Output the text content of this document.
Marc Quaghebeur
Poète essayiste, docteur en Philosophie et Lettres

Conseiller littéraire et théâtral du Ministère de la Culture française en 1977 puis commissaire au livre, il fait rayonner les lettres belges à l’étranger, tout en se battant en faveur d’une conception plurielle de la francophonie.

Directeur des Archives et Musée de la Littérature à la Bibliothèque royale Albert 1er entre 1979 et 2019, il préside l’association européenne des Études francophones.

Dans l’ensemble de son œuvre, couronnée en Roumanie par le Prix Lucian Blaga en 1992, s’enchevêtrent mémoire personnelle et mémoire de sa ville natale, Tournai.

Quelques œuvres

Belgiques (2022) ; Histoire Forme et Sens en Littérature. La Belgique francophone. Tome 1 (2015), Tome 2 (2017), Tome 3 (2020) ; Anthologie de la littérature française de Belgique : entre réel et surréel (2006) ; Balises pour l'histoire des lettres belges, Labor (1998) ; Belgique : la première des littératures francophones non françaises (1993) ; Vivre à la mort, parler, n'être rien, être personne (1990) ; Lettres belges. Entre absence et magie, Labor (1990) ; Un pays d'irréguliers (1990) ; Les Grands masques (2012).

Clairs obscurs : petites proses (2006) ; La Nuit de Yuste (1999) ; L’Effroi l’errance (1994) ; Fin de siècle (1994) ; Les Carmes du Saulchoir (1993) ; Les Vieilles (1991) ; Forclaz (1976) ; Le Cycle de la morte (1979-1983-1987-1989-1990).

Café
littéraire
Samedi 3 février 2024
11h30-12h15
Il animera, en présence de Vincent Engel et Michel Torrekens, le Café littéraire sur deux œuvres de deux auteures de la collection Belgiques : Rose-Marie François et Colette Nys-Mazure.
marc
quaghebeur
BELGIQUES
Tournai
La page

----------

AIM OF THE EXERCISE –
The whole listing above needs to be written out again exactly.

ANSWER TO THIS PROBLEM –
Output the text content of this document.
Marc Quaghebeur
Poète essayiste, docteur en Philosophie et Lettres

Conseiller littéraire et théâtral du Ministère de la Culture française en 1977 puis commissaire au livre, il fait rayonner les lettres belges à l’étranger, tout en se battant en faveur d’une conception plurielle de la francophonie.

Directeur des Archives et Musée de la Littérature à la Bibliothèque royale Albert 1er entre 1979 et 2019, il préside l’association européenne des Études francophones.

Dans l’ensemble de son œuvre, couronnée en Roumanie par le Prix Lucian Blaga en 1992, s’enchevêtrent mémoire personnelle et mémoire de sa ville natale, Tournai.

Quelques œuvres

Belgiques (2022) ; Histoire Forme et Sens en Littérature. La Belgique francophone. Tome 1 (2015), Tome 2 (2017), Tome 3 (2020) ; Anthologie de la littérature française de Belgique : entre réel et surréel (2006) ; Balises pour l'histoire des lettres belges, Labor (1998) ; Belgique : la première des littératures francophones non françaises (1993) ; Vivre à la mort, parler, n'être rien, être personne (1990) ; Lettres belges. Entre absence et magie, Labor (1990) ; Un pays d'irréguliers (1990) ; Les Grands masques (2012).

Clairs obscurs : petites proses (2006) ; La Nuit de Yuste (1999) ; L’Effroi l’errance (1994) ; Fin de siècle (1994) ; Les Carmes du Saulchoir (1993) ; Les Vieilles (1991) ; Forclaz (1976) ; Le Cycle de la morte (1979-1983-1987-1989-1990).

Café
littéraire
Samedi 3 février 2024
11h30-12h15
Il animera, en présence de Vincent Engel et Michel Torrekens, le Café littéraire sur deux œuvres de deux auteures de la collection Belgiques : Rose-Marie François et Colette Nys-Mazure.
marc
quaghebeur
BELGIQUES
Tournai
La page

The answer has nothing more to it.